Figure contents as structured data –
----

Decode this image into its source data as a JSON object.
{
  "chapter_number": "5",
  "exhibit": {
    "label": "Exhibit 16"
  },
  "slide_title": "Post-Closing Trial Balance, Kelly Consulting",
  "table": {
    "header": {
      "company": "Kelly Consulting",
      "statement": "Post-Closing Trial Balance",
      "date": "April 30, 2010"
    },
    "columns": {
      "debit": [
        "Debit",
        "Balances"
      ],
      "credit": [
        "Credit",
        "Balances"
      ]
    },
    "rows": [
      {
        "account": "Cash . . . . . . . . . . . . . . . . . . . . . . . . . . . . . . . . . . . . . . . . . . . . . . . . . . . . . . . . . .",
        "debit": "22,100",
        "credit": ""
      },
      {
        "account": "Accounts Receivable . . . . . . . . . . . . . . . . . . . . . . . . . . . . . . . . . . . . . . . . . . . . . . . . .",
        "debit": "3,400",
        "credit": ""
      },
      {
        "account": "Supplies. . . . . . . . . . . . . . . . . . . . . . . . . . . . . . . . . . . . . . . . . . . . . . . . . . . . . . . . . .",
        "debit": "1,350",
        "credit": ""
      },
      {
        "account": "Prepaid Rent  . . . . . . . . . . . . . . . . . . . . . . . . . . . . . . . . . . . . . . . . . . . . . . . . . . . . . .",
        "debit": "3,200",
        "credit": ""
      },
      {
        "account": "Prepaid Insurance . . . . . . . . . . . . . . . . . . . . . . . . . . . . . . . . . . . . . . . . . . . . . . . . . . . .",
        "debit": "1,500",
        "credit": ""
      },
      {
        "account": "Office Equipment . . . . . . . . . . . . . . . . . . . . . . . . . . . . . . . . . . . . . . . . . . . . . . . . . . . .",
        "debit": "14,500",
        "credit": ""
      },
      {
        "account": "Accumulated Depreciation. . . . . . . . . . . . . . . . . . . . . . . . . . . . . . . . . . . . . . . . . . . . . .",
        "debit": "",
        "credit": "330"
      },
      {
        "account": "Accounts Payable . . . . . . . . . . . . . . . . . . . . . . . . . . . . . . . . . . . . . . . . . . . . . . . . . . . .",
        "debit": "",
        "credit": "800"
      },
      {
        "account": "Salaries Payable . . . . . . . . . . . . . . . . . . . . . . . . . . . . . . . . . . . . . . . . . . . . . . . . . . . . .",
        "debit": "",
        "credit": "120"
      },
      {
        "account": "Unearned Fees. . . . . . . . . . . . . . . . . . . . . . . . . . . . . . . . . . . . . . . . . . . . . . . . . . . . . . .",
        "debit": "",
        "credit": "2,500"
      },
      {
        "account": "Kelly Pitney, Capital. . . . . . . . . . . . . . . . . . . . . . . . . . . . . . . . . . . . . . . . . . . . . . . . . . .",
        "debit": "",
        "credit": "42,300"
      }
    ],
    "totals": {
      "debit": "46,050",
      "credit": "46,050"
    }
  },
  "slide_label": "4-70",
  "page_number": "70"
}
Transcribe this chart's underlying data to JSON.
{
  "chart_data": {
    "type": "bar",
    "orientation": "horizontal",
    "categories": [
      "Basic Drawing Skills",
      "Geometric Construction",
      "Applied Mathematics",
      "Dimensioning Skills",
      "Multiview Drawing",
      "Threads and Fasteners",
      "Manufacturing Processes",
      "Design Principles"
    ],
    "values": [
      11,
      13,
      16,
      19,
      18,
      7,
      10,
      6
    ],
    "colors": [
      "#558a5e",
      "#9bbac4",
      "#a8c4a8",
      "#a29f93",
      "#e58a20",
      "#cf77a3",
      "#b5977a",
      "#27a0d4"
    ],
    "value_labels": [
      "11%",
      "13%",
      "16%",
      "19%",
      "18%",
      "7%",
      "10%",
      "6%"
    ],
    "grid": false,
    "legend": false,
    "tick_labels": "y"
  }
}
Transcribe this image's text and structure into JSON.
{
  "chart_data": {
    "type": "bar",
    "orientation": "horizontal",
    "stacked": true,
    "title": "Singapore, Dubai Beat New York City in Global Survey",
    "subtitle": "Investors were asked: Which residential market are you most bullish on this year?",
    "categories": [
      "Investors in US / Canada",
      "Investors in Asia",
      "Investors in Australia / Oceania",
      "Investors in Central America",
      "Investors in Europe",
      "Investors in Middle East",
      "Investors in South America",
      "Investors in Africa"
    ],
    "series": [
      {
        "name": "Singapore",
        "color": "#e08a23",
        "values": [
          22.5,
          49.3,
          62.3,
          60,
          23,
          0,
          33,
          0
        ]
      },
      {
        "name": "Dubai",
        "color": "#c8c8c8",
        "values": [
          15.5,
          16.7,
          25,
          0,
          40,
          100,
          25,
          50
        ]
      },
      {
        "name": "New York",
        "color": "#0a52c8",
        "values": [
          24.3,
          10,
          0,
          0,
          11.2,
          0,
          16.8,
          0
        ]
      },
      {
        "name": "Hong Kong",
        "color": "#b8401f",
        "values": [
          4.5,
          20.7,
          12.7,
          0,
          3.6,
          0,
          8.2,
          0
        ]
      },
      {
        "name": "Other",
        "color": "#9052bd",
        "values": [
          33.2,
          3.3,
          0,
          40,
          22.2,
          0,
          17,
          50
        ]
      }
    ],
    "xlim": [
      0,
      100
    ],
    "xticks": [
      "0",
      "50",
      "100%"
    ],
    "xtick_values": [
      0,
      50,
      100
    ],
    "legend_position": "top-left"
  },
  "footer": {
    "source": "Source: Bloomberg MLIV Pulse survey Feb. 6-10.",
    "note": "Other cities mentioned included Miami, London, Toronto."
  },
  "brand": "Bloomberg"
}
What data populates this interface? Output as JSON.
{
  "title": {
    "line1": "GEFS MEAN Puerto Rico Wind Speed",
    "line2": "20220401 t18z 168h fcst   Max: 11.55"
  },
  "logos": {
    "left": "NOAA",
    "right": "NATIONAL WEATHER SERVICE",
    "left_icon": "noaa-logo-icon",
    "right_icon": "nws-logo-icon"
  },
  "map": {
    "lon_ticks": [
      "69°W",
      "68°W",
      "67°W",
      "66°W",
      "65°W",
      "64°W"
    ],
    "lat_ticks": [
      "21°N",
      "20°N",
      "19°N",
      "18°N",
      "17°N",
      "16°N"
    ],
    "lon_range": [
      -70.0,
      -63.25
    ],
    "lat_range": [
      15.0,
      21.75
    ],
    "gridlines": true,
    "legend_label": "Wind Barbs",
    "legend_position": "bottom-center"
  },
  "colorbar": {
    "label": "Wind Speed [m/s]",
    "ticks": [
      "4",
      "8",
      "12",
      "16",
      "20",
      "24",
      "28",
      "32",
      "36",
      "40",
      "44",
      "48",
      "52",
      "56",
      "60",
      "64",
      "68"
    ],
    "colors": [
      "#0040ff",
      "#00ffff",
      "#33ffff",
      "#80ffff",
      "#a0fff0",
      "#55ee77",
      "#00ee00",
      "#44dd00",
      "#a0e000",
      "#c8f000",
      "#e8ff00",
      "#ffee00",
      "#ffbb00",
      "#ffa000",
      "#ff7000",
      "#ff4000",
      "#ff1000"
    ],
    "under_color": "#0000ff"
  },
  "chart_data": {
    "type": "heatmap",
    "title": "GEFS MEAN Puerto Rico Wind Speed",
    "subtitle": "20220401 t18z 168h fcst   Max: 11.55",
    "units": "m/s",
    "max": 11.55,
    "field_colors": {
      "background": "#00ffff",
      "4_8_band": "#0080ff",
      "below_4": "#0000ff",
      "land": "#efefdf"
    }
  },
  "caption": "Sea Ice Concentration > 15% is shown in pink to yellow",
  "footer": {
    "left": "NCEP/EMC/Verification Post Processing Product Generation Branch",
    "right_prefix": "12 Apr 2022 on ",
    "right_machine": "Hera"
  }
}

----

Brief – Write down every line of the data exactly as it appears above.

Output below –
Decode this image into its source data as a JSON object.
{
  "chapter_number": "5",
  "exhibit": {
    "label": "Exhibit 16"
  },
  "slide_title": "Post-Closing Trial Balance, Kelly Consulting",
  "table": {
    "header": {
      "company": "Kelly Consulting",
      "statement": "Post-Closing Trial Balance",
      "date": "April 30, 2010"
    },
    "columns": {
      "debit": [
        "Debit",
        "Balances"
      ],
      "credit": [
        "Credit",
        "Balances"
      ]
    },
    "rows": [
      {
        "account": "Cash . . . . . . . . . . . . . . . . . . . . . . . . . . . . . . . . . . . . . . . . . . . . . . . . . . . . . . . . . .",
        "debit": "22,100",
        "credit": ""
      },
      {
        "account": "Accounts Receivable . . . . . . . . . . . . . . . . . . . . . . . . . . . . . . . . . . . . . . . . . . . . . . . . .",
        "debit": "3,400",
        "credit": ""
      },
      {
        "account": "Supplies. . . . . . . . . . . . . . . . . . . . . . . . . . . . . . . . . . . . . . . . . . . . . . . . . . . . . . . . . .",
        "debit": "1,350",
        "credit": ""
      },
      {
        "account": "Prepaid Rent  . . . . . . . . . . . . . . . . . . . . . . . . . . . . . . . . . . . . . . . . . . . . . . . . . . . . . .",
        "debit": "3,200",
        "credit": ""
      },
      {
        "account": "Prepaid Insurance . . . . . . . . . . . . . . . . . . . . . . . . . . . . . . . . . . . . . . . . . . . . . . . . . . . .",
        "debit": "1,500",
        "credit": ""
      },
      {
        "account": "Office Equipment . . . . . . . . . . . . . . . . . . . . . . . . . . . . . . . . . . . . . . . . . . . . . . . . . . . .",
        "debit": "14,500",
        "credit": ""
      },
      {
        "account": "Accumulated Depreciation. . . . . . . . . . . . . . . . . . . . . . . . . . . . . . . . . . . . . . . . . . . . . .",
        "debit": "",
        "credit": "330"
      },
      {
        "account": "Accounts Payable . . . . . . . . . . . . . . . . . . . . . . . . . . . . . . . . . . . . . . . . . . . . . . . . . . . .",
        "debit": "",
        "credit": "800"
      },
      {
        "account": "Salaries Payable . . . . . . . . . . . . . . . . . . . . . . . . . . . . . . . . . . . . . . . . . . . . . . . . . . . . .",
        "debit": "",
        "credit": "120"
      },
      {
        "account": "Unearned Fees. . . . . . . . . . . . . . . . . . . . . . . . . . . . . . . . . . . . . . . . . . . . . . . . . . . . . . .",
        "debit": "",
        "credit": "2,500"
      },
      {
        "account": "Kelly Pitney, Capital. . . . . . . . . . . . . . . . . . . . . . . . . . . . . . . . . . . . . . . . . . . . . . . . . . .",
        "debit": "",
        "credit": "42,300"
      }
    ],
    "totals": {
      "debit": "46,050",
      "credit": "46,050"
    }
  },
  "slide_label": "4-70",
  "page_number": "70"
}
Transcribe this chart's underlying data to JSON.
{
  "chart_data": {
    "type": "bar",
    "orientation": "horizontal",
    "categories": [
      "Basic Drawing Skills",
      "Geometric Construction",
      "Applied Mathematics",
      "Dimensioning Skills",
      "Multiview Drawing",
      "Threads and Fasteners",
      "Manufacturing Processes",
      "Design Principles"
    ],
    "values": [
      11,
      13,
      16,
      19,
      18,
      7,
      10,
      6
    ],
    "colors": [
      "#558a5e",
      "#9bbac4",
      "#a8c4a8",
      "#a29f93",
      "#e58a20",
      "#cf77a3",
      "#b5977a",
      "#27a0d4"
    ],
    "value_labels": [
      "11%",
      "13%",
      "16%",
      "19%",
      "18%",
      "7%",
      "10%",
      "6%"
    ],
    "grid": false,
    "legend": false,
    "tick_labels": "y"
  }
}
Transcribe this image's text and structure into JSON.
{
  "chart_data": {
    "type": "bar",
    "orientation": "horizontal",
    "stacked": true,
    "title": "Singapore, Dubai Beat New York City in Global Survey",
    "subtitle": "Investors were asked: Which residential market are you most bullish on this year?",
    "categories": [
      "Investors in US / Canada",
      "Investors in Asia",
      "Investors in Australia / Oceania",
      "Investors in Central America",
      "Investors in Europe",
      "Investors in Middle East",
      "Investors in South America",
      "Investors in Africa"
    ],
    "series": [
      {
        "name": "Singapore",
        "color": "#e08a23",
        "values": [
          22.5,
          49.3,
          62.3,
          60,
          23,
          0,
          33,
          0
        ]
      },
      {
        "name": "Dubai",
        "color": "#c8c8c8",
        "values": [
          15.5,
          16.7,
          25,
          0,
          40,
          100,
          25,
          50
        ]
      },
      {
        "name": "New York",
        "color": "#0a52c8",
        "values": [
          24.3,
          10,
          0,
          0,
          11.2,
          0,
          16.8,
          0
        ]
      },
      {
        "name": "Hong Kong",
        "color": "#b8401f",
        "values": [
          4.5,
          20.7,
          12.7,
          0,
          3.6,
          0,
          8.2,
          0
        ]
      },
      {
        "name": "Other",
        "color": "#9052bd",
        "values": [
          33.2,
          3.3,
          0,
          40,
          22.2,
          0,
          17,
          50
        ]
      }
    ],
    "xlim": [
      0,
      100
    ],
    "xticks": [
      "0",
      "50",
      "100%"
    ],
    "xtick_values": [
      0,
      50,
      100
    ],
    "legend_position": "top-left"
  },
  "footer": {
    "source": "Source: Bloomberg MLIV Pulse survey Feb. 6-10.",
    "note": "Other cities mentioned included Miami, London, Toronto."
  },
  "brand": "Bloomberg"
}
What data populates this interface? Output as JSON.
{
  "title": {
    "line1": "GEFS MEAN Puerto Rico Wind Speed",
    "line2": "20220401 t18z 168h fcst   Max: 11.55"
  },
  "logos": {
    "left": "NOAA",
    "right": "NATIONAL WEATHER SERVICE",
    "left_icon": "noaa-logo-icon",
    "right_icon": "nws-logo-icon"
  },
  "map": {
    "lon_ticks": [
      "69°W",
      "68°W",
      "67°W",
      "66°W",
      "65°W",
      "64°W"
    ],
    "lat_ticks": [
      "21°N",
      "20°N",
      "19°N",
      "18°N",
      "17°N",
      "16°N"
    ],
    "lon_range": [
      -70.0,
      -63.25
    ],
    "lat_range": [
      15.0,
      21.75
    ],
    "gridlines": true,
    "legend_label": "Wind Barbs",
    "legend_position": "bottom-center"
  },
  "colorbar": {
    "label": "Wind Speed [m/s]",
    "ticks": [
      "4",
      "8",
      "12",
      "16",
      "20",
      "24",
      "28",
      "32",
      "36",
      "40",
      "44",
      "48",
      "52",
      "56",
      "60",
      "64",
      "68"
    ],
    "colors": [
      "#0040ff",
      "#00ffff",
      "#33ffff",
      "#80ffff",
      "#a0fff0",
      "#55ee77",
      "#00ee00",
      "#44dd00",
      "#a0e000",
      "#c8f000",
      "#e8ff00",
      "#ffee00",
      "#ffbb00",
      "#ffa000",
      "#ff7000",
      "#ff4000",
      "#ff1000"
    ],
    "under_color": "#0000ff"
  },
  "chart_data": {
    "type": "heatmap",
    "title": "GEFS MEAN Puerto Rico Wind Speed",
    "subtitle": "20220401 t18z 168h fcst   Max: 11.55",
    "units": "m/s",
    "max": 11.55,
    "field_colors": {
      "background": "#00ffff",
      "4_8_band": "#0080ff",
      "below_4": "#0000ff",
      "land": "#efefdf"
    }
  },
  "caption": "Sea Ice Concentration > 15% is shown in pink to yellow",
  "footer": {
    "left": "NCEP/EMC/Verification Post Processing Product Generation Branch",
    "right_prefix": "12 Apr 2022 on ",
    "right_machine": "Hera"
  }
}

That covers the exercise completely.